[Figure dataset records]

[start]

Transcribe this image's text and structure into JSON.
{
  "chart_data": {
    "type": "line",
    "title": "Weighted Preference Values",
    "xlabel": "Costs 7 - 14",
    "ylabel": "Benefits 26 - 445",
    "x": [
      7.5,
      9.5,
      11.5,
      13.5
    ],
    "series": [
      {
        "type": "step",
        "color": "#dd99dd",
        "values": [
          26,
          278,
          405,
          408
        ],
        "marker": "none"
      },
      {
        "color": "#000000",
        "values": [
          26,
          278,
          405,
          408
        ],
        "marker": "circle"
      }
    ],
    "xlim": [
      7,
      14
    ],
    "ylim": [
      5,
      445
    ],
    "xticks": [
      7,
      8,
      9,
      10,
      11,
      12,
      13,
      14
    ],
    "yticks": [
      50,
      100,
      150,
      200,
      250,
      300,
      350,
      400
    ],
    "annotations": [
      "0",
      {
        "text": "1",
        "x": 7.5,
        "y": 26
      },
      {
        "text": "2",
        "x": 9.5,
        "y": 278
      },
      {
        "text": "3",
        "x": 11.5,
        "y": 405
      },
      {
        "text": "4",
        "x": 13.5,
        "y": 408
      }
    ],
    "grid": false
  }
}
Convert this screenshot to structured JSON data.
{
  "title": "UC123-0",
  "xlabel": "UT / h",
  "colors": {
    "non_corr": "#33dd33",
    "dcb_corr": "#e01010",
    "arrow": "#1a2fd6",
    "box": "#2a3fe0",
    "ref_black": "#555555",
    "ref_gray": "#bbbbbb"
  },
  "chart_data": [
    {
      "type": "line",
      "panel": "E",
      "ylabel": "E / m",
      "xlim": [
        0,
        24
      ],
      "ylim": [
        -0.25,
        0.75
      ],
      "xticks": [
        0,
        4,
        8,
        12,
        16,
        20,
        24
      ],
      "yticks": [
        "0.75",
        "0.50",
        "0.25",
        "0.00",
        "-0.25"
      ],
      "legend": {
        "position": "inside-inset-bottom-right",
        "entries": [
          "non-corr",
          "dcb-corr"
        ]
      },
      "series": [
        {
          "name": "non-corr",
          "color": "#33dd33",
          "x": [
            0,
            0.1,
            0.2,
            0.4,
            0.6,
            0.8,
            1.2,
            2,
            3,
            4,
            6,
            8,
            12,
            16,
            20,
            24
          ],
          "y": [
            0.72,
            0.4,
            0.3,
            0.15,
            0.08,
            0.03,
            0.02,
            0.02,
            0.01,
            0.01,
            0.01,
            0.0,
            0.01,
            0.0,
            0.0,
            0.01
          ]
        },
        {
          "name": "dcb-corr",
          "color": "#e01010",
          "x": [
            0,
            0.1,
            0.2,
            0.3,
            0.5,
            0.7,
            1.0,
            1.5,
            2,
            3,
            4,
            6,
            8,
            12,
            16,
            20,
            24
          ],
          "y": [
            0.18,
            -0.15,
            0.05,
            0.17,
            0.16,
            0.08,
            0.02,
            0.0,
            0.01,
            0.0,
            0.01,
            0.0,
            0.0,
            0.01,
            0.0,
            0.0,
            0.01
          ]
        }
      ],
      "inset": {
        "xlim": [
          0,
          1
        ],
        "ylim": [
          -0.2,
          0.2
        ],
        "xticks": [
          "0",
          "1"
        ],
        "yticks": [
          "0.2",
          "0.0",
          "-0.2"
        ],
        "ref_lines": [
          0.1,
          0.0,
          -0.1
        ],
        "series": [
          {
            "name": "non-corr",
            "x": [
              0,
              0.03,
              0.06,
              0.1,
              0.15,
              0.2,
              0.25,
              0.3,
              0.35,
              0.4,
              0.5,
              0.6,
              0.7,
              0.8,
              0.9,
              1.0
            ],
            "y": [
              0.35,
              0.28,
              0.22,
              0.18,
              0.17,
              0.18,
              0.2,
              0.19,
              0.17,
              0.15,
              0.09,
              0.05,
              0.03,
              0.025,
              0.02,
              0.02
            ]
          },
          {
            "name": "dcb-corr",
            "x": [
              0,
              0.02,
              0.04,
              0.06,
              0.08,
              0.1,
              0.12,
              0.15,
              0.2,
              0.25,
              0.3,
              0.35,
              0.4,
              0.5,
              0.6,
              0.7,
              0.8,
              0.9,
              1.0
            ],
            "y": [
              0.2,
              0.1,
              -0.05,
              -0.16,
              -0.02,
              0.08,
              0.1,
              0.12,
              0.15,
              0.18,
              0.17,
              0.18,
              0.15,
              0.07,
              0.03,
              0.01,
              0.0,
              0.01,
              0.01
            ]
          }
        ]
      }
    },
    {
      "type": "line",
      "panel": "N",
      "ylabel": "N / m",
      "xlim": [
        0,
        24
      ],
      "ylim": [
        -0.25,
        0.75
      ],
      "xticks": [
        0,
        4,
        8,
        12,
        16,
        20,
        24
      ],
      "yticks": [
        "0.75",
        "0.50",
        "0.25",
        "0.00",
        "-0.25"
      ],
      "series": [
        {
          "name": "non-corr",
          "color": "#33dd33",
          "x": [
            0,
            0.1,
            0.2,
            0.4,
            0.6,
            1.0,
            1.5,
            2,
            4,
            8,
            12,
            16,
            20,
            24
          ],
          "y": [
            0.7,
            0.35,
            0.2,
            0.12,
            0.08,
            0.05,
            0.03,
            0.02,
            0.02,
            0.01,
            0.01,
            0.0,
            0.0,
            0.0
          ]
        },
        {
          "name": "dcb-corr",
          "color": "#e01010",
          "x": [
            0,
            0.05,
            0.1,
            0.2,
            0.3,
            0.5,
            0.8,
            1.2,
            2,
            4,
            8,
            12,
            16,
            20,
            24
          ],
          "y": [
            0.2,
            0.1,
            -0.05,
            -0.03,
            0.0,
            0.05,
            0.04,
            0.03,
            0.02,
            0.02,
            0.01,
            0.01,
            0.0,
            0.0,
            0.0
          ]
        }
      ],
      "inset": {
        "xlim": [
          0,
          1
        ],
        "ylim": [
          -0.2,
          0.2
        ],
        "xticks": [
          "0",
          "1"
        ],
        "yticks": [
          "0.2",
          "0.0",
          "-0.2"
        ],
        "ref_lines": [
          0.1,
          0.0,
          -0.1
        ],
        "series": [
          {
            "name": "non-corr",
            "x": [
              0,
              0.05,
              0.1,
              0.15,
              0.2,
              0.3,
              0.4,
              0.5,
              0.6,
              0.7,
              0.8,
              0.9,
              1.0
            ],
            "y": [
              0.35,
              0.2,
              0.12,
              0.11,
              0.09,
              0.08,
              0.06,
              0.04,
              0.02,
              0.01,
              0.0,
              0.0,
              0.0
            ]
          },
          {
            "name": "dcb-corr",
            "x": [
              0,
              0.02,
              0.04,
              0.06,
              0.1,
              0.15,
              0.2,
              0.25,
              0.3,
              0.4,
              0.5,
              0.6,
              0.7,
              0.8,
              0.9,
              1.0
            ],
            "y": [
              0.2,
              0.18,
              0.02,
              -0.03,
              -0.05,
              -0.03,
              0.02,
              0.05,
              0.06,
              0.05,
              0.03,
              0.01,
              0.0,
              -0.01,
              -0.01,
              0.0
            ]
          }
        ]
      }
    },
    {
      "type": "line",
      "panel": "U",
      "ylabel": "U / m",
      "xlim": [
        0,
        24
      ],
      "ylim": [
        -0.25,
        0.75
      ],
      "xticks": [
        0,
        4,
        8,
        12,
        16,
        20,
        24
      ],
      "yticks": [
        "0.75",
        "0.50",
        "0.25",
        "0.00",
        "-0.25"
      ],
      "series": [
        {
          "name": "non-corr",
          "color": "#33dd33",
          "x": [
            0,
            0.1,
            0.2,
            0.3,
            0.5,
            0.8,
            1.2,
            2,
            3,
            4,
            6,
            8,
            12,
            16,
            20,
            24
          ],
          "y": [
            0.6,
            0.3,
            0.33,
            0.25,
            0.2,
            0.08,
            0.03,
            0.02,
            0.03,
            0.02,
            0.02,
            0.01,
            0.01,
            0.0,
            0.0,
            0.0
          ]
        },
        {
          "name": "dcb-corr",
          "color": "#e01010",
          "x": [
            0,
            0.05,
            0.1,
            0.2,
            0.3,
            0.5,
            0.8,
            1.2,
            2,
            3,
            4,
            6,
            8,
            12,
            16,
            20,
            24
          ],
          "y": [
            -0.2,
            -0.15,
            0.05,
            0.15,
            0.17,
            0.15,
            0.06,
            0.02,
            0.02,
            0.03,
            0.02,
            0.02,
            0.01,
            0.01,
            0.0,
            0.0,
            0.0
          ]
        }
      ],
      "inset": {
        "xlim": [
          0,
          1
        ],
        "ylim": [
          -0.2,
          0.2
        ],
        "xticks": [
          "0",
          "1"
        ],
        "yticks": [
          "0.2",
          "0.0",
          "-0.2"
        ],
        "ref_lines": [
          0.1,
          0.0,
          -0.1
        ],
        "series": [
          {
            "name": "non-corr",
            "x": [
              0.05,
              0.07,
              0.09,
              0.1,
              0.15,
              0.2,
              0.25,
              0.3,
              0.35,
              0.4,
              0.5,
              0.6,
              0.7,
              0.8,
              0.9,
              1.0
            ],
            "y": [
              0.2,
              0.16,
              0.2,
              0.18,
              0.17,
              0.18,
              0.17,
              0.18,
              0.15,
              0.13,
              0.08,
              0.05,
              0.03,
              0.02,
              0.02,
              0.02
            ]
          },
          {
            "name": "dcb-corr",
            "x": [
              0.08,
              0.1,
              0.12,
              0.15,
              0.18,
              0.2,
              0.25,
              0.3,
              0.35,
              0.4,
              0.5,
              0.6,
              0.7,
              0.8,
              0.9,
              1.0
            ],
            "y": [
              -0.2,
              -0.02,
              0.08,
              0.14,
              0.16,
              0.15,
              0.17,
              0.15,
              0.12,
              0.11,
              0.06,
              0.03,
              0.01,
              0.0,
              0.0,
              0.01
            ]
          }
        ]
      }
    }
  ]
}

[end]

#### What needs to be done:
In the material above, tally every line with the string "this" in it, then give that number alone.

#### Exercise result:
2